### QUOTED TEXT
"""

Files
veritext/changelog.md
Kai Chappell 8b7c087de7 docs(changelog): add CLI entries
Document command-line interface including validate command,
benchmark subcommands, and output formatting options.
2026-02-03 18:22:50 +00:00

3.4 KiB

Changelog

All notable changes to Veritext will be documented in this file.

The format is based on Keep a Changelog, and this project adheres to Semantic Versioning.

[Unreleased]

Added

  • Project scaffold with pyproject.toml and development tooling
  • Core exception hierarchy (VeritextError and subclasses)
  • Core types: ValidationContext, CheckResult, ValidationResult
  • Word tokeniser with Unicode normalisation support
  • Configuration module with pydantic-settings
  • Structured logging with structlog
  • Metrics module with Metric protocol, AggregateStats, and BatchResult types
  • BLEU metric implementation (BLEU-1 through BLEU-4 with brevity penalty)

"""

### GIVEN PROBLEM 1
Answer these questions about the Veritext changelog, one per line:
(a) Who made the commit that added the CLI entries?
(b) Which format and which versioning scheme does the changelog say it follows?
(c) Which BLEU variants does the BLEU metric implementation cover?
### GIVEN PROBLEM 2
Carry on the Veritext changelog from its last bullet with the next few entries.

### EXTRACTED ENTRIES

"""

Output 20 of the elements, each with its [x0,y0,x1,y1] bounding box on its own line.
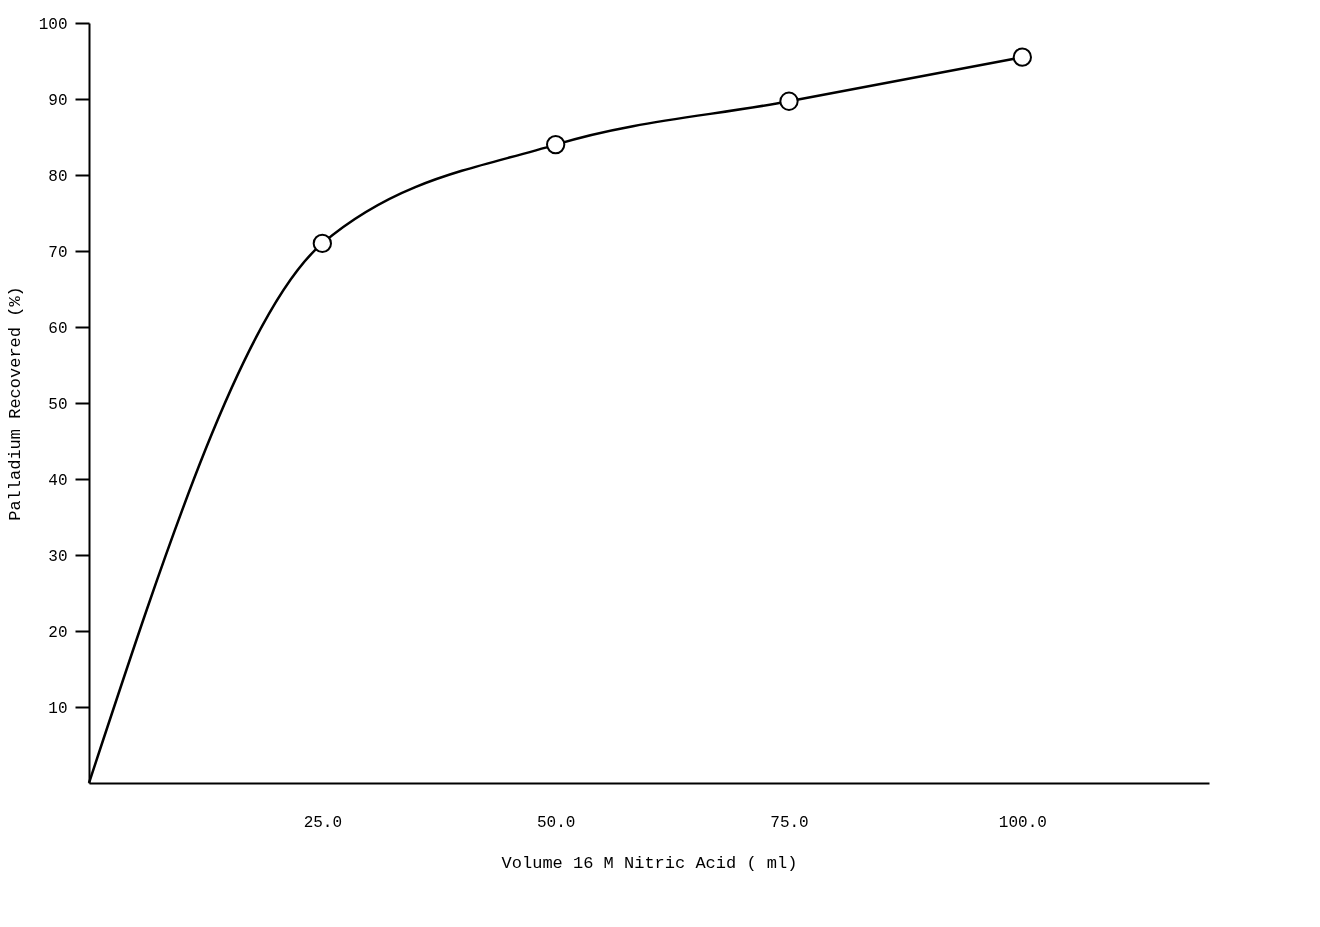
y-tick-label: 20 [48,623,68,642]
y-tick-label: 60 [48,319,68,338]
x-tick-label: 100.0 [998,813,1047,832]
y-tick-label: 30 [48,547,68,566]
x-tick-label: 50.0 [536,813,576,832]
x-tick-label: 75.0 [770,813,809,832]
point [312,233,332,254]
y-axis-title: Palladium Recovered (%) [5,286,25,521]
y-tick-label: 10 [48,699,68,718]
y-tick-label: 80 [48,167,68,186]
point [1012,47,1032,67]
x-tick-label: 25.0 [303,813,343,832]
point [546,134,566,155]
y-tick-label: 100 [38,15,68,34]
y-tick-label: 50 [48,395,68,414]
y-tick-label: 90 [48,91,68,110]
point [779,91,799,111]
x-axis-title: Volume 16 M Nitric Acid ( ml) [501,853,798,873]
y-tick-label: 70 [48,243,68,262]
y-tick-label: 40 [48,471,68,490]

"""

### WRITTEN REPLY 1
(a) Kai Chappell
(b) It is based on Keep a Changelog and adheres to Semantic Versioning.
(c) BLEU-1 through BLEU-4, with brevity penalty

### WRITTEN REPLY 2
  • Lexical similarity metric (Jaccard similarity and token overlap)
  • ROUGE metric (ROUGE-1, ROUGE-2, ROUGE-L with precision/recall/F-measure)
  • Flesch-Kincaid readability metrics (grade level and reading ease)
  • Batch scoring with aggregate statistics for all metrics
  • Validators module with Check protocol for validation checks
  • Metric-based validators: BleuValidator, RougeValidator, LexicalValidator
  • Constraint validators: LengthValidator, ReadabilityValidator, ContainsValidator, ExcludesValidator
  • Composite validators: AllOf (all checks must pass), AnyOf (any check must pass)
  • Factory functions for clean validator API (bleu(), rouge(), lexical(), length(), readability(), contains(), excludes(), all_of(), any_of())
  • Semantic similarity module with embedding-based text comparison (requires veritext[semantic] extra)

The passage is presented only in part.